═══ Input records ═══

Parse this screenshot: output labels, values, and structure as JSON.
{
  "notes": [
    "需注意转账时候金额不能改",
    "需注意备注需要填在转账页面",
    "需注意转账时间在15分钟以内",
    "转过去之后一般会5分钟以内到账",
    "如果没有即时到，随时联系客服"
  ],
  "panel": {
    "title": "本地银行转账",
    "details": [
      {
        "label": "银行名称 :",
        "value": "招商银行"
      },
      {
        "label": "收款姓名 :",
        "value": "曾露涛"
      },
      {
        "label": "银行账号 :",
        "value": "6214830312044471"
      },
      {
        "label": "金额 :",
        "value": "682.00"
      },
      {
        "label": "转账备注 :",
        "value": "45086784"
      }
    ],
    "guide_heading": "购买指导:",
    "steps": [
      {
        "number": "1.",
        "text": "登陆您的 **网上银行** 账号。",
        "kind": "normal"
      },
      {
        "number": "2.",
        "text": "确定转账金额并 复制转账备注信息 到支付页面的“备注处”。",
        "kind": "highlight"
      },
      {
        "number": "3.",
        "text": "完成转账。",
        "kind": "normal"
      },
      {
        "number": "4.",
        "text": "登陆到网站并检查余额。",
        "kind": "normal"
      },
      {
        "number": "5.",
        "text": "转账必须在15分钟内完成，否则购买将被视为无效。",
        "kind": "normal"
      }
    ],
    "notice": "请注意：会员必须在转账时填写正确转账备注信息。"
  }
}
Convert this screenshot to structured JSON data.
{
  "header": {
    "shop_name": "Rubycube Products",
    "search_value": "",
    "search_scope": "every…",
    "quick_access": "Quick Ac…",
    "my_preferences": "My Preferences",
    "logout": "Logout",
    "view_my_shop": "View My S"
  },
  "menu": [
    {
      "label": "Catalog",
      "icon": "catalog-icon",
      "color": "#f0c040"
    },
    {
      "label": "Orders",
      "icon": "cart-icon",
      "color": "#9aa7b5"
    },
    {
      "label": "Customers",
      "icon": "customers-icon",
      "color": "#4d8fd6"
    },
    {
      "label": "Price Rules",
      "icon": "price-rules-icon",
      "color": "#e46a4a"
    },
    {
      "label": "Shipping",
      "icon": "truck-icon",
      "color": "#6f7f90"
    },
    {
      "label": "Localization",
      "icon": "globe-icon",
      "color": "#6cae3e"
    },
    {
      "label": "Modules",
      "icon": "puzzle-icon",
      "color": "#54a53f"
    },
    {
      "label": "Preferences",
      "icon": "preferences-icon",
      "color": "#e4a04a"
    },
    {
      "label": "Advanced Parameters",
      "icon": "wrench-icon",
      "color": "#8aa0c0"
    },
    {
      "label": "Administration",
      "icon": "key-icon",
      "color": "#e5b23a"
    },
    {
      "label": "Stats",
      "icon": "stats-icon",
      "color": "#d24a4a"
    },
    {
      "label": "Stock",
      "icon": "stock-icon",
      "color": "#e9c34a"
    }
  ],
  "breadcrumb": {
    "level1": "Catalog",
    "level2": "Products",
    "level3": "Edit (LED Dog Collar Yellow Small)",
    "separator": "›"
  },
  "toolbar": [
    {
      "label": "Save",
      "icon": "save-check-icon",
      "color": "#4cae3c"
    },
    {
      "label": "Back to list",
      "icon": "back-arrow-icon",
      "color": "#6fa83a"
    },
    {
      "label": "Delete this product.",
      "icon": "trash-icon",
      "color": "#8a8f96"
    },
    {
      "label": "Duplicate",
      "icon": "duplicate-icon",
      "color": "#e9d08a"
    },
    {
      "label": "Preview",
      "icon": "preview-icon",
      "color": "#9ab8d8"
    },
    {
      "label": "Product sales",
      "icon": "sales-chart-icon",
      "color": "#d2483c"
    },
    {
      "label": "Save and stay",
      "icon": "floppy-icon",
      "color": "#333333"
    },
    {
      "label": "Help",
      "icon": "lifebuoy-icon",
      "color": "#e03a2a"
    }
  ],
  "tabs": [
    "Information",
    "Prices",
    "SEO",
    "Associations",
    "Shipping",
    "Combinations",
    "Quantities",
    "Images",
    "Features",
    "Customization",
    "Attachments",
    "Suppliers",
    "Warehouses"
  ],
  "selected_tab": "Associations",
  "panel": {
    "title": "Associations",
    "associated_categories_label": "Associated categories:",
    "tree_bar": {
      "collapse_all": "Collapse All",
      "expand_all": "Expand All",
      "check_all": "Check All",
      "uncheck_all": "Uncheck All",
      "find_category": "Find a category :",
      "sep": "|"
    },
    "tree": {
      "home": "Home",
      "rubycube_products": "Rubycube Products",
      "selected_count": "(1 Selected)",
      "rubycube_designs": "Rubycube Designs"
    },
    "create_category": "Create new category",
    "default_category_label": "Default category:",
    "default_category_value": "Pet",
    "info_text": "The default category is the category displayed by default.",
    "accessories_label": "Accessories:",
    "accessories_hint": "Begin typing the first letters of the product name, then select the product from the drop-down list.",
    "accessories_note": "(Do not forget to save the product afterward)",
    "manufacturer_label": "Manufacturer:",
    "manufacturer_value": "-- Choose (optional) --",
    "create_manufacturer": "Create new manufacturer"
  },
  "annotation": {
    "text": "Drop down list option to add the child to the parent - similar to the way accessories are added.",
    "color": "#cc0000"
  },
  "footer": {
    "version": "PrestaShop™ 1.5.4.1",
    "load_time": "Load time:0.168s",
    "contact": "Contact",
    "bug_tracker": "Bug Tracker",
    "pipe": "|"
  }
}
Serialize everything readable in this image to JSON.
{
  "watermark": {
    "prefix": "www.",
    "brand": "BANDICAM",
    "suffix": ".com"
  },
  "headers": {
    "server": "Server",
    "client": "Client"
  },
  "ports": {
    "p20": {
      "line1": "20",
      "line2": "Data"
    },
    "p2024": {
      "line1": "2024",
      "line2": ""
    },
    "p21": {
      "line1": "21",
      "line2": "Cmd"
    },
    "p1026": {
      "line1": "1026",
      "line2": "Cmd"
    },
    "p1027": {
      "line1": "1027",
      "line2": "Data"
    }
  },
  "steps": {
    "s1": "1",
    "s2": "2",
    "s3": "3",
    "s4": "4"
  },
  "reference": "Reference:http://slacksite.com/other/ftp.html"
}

═══

▸ Your task:
Repeat the entries above exactly, leaving nothing out.

▸ Answer for the task:
Parse this screenshot: output labels, values, and structure as JSON.
{
  "notes": [
    "需注意转账时候金额不能改",
    "需注意备注需要填在转账页面",
    "需注意转账时间在15分钟以内",
    "转过去之后一般会5分钟以内到账",
    "如果没有即时到，随时联系客服"
  ],
  "panel": {
    "title": "本地银行转账",
    "details": [
      {
        "label": "银行名称 :",
        "value": "招商银行"
      },
      {
        "label": "收款姓名 :",
        "value": "曾露涛"
      },
      {
        "label": "银行账号 :",
        "value": "6214830312044471"
      },
      {
        "label": "金额 :",
        "value": "682.00"
      },
      {
        "label": "转账备注 :",
        "value": "45086784"
      }
    ],
    "guide_heading": "购买指导:",
    "steps": [
      {
        "number": "1.",
        "text": "登陆您的 **网上银行** 账号。",
        "kind": "normal"
      },
      {
        "number": "2.",
        "text": "确定转账金额并 复制转账备注信息 到支付页面的“备注处”。",
        "kind": "highlight"
      },
      {
        "number": "3.",
        "text": "完成转账。",
        "kind": "normal"
      },
      {
        "number": "4.",
        "text": "登陆到网站并检查余额。",
        "kind": "normal"
      },
      {
        "number": "5.",
        "text": "转账必须在15分钟内完成，否则购买将被视为无效。",
        "kind": "normal"
      }
    ],
    "notice": "请注意：会员必须在转账时填写正确转账备注信息。"
  }
}
Convert this screenshot to structured JSON data.
{
  "header": {
    "shop_name": "Rubycube Products",
    "search_value": "",
    "search_scope": "every…",
    "quick_access": "Quick Ac…",
    "my_preferences": "My Preferences",
    "logout": "Logout",
    "view_my_shop": "View My S"
  },
  "menu": [
    {
      "label": "Catalog",
      "icon": "catalog-icon",
      "color": "#f0c040"
    },
    {
      "label": "Orders",
      "icon": "cart-icon",
      "color": "#9aa7b5"
    },
    {
      "label": "Customers",
      "icon": "customers-icon",
      "color": "#4d8fd6"
    },
    {
      "label": "Price Rules",
      "icon": "price-rules-icon",
      "color": "#e46a4a"
    },
    {
      "label": "Shipping",
      "icon": "truck-icon",
      "color": "#6f7f90"
    },
    {
      "label": "Localization",
      "icon": "globe-icon",
      "color": "#6cae3e"
    },
    {
      "label": "Modules",
      "icon": "puzzle-icon",
      "color": "#54a53f"
    },
    {
      "label": "Preferences",
      "icon": "preferences-icon",
      "color": "#e4a04a"
    },
    {
      "label": "Advanced Parameters",
      "icon": "wrench-icon",
      "color": "#8aa0c0"
    },
    {
      "label": "Administration",
      "icon": "key-icon",
      "color": "#e5b23a"
    },
    {
      "label": "Stats",
      "icon": "stats-icon",
      "color": "#d24a4a"
    },
    {
      "label": "Stock",
      "icon": "stock-icon",
      "color": "#e9c34a"
    }
  ],
  "breadcrumb": {
    "level1": "Catalog",
    "level2": "Products",
    "level3": "Edit (LED Dog Collar Yellow Small)",
    "separator": "›"
  },
  "toolbar": [
    {
      "label": "Save",
      "icon": "save-check-icon",
      "color": "#4cae3c"
    },
    {
      "label": "Back to list",
      "icon": "back-arrow-icon",
      "color": "#6fa83a"
    },
    {
      "label": "Delete this product.",
      "icon": "trash-icon",
      "color": "#8a8f96"
    },
    {
      "label": "Duplicate",
      "icon": "duplicate-icon",
      "color": "#e9d08a"
    },
    {
      "label": "Preview",
      "icon": "preview-icon",
      "color": "#9ab8d8"
    },
    {
      "label": "Product sales",
      "icon": "sales-chart-icon",
      "color": "#d2483c"
    },
    {
      "label": "Save and stay",
      "icon": "floppy-icon",
      "color": "#333333"
    },
    {
      "label": "Help",
      "icon": "lifebuoy-icon",
      "color": "#e03a2a"
    }
  ],
  "tabs": [
    "Information",
    "Prices",
    "SEO",
    "Associations",
    "Shipping",
    "Combinations",
    "Quantities",
    "Images",
    "Features",
    "Customization",
    "Attachments",
    "Suppliers",
    "Warehouses"
  ],
  "selected_tab": "Associations",
  "panel": {
    "title": "Associations",
    "associated_categories_label": "Associated categories:",
    "tree_bar": {
      "collapse_all": "Collapse All",
      "expand_all": "Expand All",
      "check_all": "Check All",
      "uncheck_all": "Uncheck All",
      "find_category": "Find a category :",
      "sep": "|"
    },
    "tree": {
      "home": "Home",
      "rubycube_products": "Rubycube Products",
      "selected_count": "(1 Selected)",
      "rubycube_designs": "Rubycube Designs"
    },
    "create_category": "Create new category",
    "default_category_label": "Default category:",
    "default_category_value": "Pet",
    "info_text": "The default category is the category displayed by default.",
    "accessories_label": "Accessories:",
    "accessories_hint": "Begin typing the first letters of the product name, then select the product from the drop-down list.",
    "accessories_note": "(Do not forget to save the product afterward)",
    "manufacturer_label": "Manufacturer:",
    "manufacturer_value": "-- Choose (optional) --",
    "create_manufacturer": "Create new manufacturer"
  },
  "annotation": {
    "text": "Drop down list option to add the child to the parent - similar to the way accessories are added.",
    "color": "#cc0000"
  },
  "footer": {
    "version": "PrestaShop™ 1.5.4.1",
    "load_time": "Load time:0.168s",
    "contact": "Contact",
    "bug_tracker": "Bug Tracker",
    "pipe": "|"
  }
}
Serialize everything readable in this image to JSON.
{
  "watermark": {
    "prefix": "www.",
    "brand": "BANDICAM",
    "suffix": ".com"
  },
  "headers": {
    "server": "Server",
    "client": "Client"
  },
  "ports": {
    "p20": {
      "line1": "20",
      "line2": "Data"
    },
    "p2024": {
      "line1": "2024",
      "line2": ""
    },
    "p21": {
      "line1": "21",
      "line2": "Cmd"
    },
    "p1026": {
      "line1": "1026",
      "line2": "Cmd"
    },
    "p1027": {
      "line1": "1027",
      "line2": "Data"
    }
  },
  "steps": {
    "s1": "1",
    "s2": "2",
    "s3": "3",
    "s4": "4"
  },
  "reference": "Reference:http://slacksite.com/other/ftp.html"
}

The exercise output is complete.